> [Your objective]
Skip the pictures. Repeat everything else in the records word for word.

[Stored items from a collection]
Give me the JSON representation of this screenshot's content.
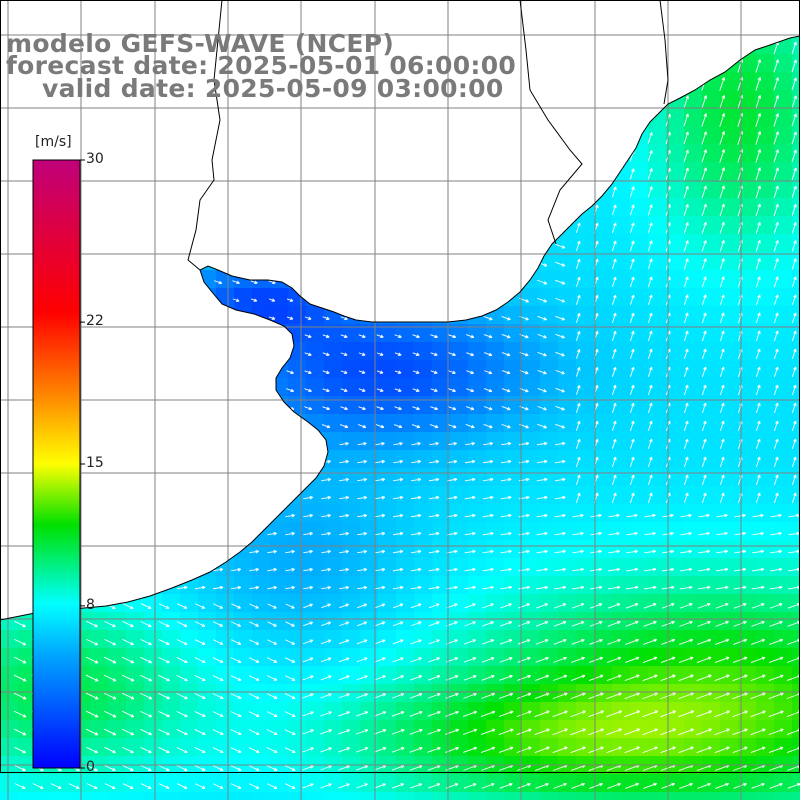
{
  "title": {
    "line1": "modelo GEFS-WAVE (NCEP)",
    "line2": "forecast date: 2025-05-01 06:00:00",
    "line3": "valid date: 2025-05-09 03:00:00"
  },
  "colorbar": {
    "unit": "[m/s]",
    "ticks": [
      {
        "value": 30,
        "label": "30"
      },
      {
        "value": 22,
        "label": "22"
      },
      {
        "value": 15,
        "label": "15"
      },
      {
        "value": 8,
        "label": "8"
      },
      {
        "value": 0,
        "label": "0"
      }
    ],
    "range": [
      0,
      30
    ]
  },
  "colors": {
    "land": "#ffffff",
    "grid": "#808080",
    "coast": "#000000",
    "arrows": "#ffffff"
  }
}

> [Problem solution]
Give me the JSON representation of this screenshot's content.
{
  "title": {
    "line1": "modelo GEFS-WAVE (NCEP)",
    "line2": "forecast date: 2025-05-01 06:00:00",
    "line3": "valid date: 2025-05-09 03:00:00"
  },
  "colorbar": {
    "unit": "[m/s]",
    "ticks": [
      {
        "value": 30,
        "label": "30"
      },
      {
        "value": 22,
        "label": "22"
      },
      {
        "value": 15,
        "label": "15"
      },
      {
        "value": 8,
        "label": "8"
      },
      {
        "value": 0,
        "label": "0"
      }
    ],
    "range": [
      0,
      30
    ]
  },
  "colors": {
    "land": "#ffffff",
    "grid": "#808080",
    "coast": "#000000",
    "arrows": "#ffffff"
  }
}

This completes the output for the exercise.